● THE EXERCISE: Without altering anything, repeat each of the records.

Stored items
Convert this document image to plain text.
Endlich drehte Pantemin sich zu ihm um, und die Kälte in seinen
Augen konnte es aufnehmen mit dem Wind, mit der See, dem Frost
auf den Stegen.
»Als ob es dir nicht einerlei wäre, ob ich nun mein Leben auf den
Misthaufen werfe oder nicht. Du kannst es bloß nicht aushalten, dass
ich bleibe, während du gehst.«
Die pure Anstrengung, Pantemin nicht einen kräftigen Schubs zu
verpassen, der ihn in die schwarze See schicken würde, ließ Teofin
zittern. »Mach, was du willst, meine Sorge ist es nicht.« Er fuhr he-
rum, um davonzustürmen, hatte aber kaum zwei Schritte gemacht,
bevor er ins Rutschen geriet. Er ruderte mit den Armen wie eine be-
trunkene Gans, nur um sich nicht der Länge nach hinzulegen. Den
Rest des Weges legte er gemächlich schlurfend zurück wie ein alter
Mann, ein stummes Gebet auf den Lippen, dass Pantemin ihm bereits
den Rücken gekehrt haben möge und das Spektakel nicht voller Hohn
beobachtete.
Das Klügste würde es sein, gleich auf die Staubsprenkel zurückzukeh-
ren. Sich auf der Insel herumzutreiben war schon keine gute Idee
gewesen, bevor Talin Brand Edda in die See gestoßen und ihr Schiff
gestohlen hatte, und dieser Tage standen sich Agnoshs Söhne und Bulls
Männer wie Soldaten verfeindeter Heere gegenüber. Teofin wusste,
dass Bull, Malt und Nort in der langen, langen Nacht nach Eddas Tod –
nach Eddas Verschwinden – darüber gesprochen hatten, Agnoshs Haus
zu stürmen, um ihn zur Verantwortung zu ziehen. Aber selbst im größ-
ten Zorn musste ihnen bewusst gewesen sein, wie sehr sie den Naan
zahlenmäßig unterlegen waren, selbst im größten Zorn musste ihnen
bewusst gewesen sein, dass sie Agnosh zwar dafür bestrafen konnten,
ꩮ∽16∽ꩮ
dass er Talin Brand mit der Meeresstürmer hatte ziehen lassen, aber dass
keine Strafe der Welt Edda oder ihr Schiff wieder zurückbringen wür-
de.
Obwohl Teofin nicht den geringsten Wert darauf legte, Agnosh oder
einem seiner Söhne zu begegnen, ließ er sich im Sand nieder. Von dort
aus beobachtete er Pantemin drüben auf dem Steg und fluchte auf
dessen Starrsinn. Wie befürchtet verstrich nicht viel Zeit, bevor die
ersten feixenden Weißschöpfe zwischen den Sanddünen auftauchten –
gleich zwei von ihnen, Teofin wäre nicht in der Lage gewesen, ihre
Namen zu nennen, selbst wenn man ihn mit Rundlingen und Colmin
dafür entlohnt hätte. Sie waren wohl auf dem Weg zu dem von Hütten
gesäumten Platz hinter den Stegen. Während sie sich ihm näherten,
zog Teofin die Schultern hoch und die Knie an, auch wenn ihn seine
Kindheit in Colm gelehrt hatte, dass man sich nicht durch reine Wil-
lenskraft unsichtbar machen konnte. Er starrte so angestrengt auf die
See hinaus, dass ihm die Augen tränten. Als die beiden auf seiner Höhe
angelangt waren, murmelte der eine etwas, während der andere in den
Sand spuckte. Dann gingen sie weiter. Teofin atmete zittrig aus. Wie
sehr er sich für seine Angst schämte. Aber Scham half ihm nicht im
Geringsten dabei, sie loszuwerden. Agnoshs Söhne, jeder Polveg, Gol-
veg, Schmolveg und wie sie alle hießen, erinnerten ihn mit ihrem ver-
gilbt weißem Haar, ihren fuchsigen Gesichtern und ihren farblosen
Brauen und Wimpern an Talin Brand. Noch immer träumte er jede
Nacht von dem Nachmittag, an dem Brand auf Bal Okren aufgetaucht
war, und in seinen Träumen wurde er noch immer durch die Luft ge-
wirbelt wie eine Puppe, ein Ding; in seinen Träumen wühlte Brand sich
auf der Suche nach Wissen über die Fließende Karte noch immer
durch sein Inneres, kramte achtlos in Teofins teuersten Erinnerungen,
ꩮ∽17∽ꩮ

● FULL SOLUTION:
Convert this document image to plain text.
Endlich drehte Pantemin sich zu ihm um, und die Kälte in seinen
Augen konnte es aufnehmen mit dem Wind, mit der See, dem Frost
auf den Stegen.
»Als ob es dir nicht einerlei wäre, ob ich nun mein Leben auf den
Misthaufen werfe oder nicht. Du kannst es bloß nicht aushalten, dass
ich bleibe, während du gehst.«
Die pure Anstrengung, Pantemin nicht einen kräftigen Schubs zu
verpassen, der ihn in die schwarze See schicken würde, ließ Teofin
zittern. »Mach, was du willst, meine Sorge ist es nicht.« Er fuhr he-
rum, um davonzustürmen, hatte aber kaum zwei Schritte gemacht,
bevor er ins Rutschen geriet. Er ruderte mit den Armen wie eine be-
trunkene Gans, nur um sich nicht der Länge nach hinzulegen. Den
Rest des Weges legte er gemächlich schlurfend zurück wie ein alter
Mann, ein stummes Gebet auf den Lippen, dass Pantemin ihm bereits
den Rücken gekehrt haben möge und das Spektakel nicht voller Hohn
beobachtete.
Das Klügste würde es sein, gleich auf die Staubsprenkel zurückzukeh-
ren. Sich auf der Insel herumzutreiben war schon keine gute Idee
gewesen, bevor Talin Brand Edda in die See gestoßen und ihr Schiff
gestohlen hatte, und dieser Tage standen sich Agnoshs Söhne und Bulls
Männer wie Soldaten verfeindeter Heere gegenüber. Teofin wusste,
dass Bull, Malt und Nort in der langen, langen Nacht nach Eddas Tod –
nach Eddas Verschwinden – darüber gesprochen hatten, Agnoshs Haus
zu stürmen, um ihn zur Verantwortung zu ziehen. Aber selbst im größ-
ten Zorn musste ihnen bewusst gewesen sein, wie sehr sie den Naan
zahlenmäßig unterlegen waren, selbst im größten Zorn musste ihnen
bewusst gewesen sein, dass sie Agnosh zwar dafür bestrafen konnten,
ꩮ∽16∽ꩮ
dass er Talin Brand mit der Meeresstürmer hatte ziehen lassen, aber dass
keine Strafe der Welt Edda oder ihr Schiff wieder zurückbringen wür-
de.
Obwohl Teofin nicht den geringsten Wert darauf legte, Agnosh oder
einem seiner Söhne zu begegnen, ließ er sich im Sand nieder. Von dort
aus beobachtete er Pantemin drüben auf dem Steg und fluchte auf
dessen Starrsinn. Wie befürchtet verstrich nicht viel Zeit, bevor die
ersten feixenden Weißschöpfe zwischen den Sanddünen auftauchten –
gleich zwei von ihnen, Teofin wäre nicht in der Lage gewesen, ihre
Namen zu nennen, selbst wenn man ihn mit Rundlingen und Colmin
dafür entlohnt hätte. Sie waren wohl auf dem Weg zu dem von Hütten
gesäumten Platz hinter den Stegen. Während sie sich ihm näherten,
zog Teofin die Schultern hoch und die Knie an, auch wenn ihn seine
Kindheit in Colm gelehrt hatte, dass man sich nicht durch reine Wil-
lenskraft unsichtbar machen konnte. Er starrte so angestrengt auf die
See hinaus, dass ihm die Augen tränten. Als die beiden auf seiner Höhe
angelangt waren, murmelte der eine etwas, während der andere in den
Sand spuckte. Dann gingen sie weiter. Teofin atmete zittrig aus. Wie
sehr er sich für seine Angst schämte. Aber Scham half ihm nicht im
Geringsten dabei, sie loszuwerden. Agnoshs Söhne, jeder Polveg, Gol-
veg, Schmolveg und wie sie alle hießen, erinnerten ihn mit ihrem ver-
gilbt weißem Haar, ihren fuchsigen Gesichtern und ihren farblosen
Brauen und Wimpern an Talin Brand. Noch immer träumte er jede
Nacht von dem Nachmittag, an dem Brand auf Bal Okren aufgetaucht
war, und in seinen Träumen wurde er noch immer durch die Luft ge-
wirbelt wie eine Puppe, ein Ding; in seinen Träumen wühlte Brand sich
auf der Suche nach Wissen über die Fließende Karte noch immer
durch sein Inneres, kramte achtlos in Teofins teuersten Erinnerungen,
ꩮ∽17∽ꩮ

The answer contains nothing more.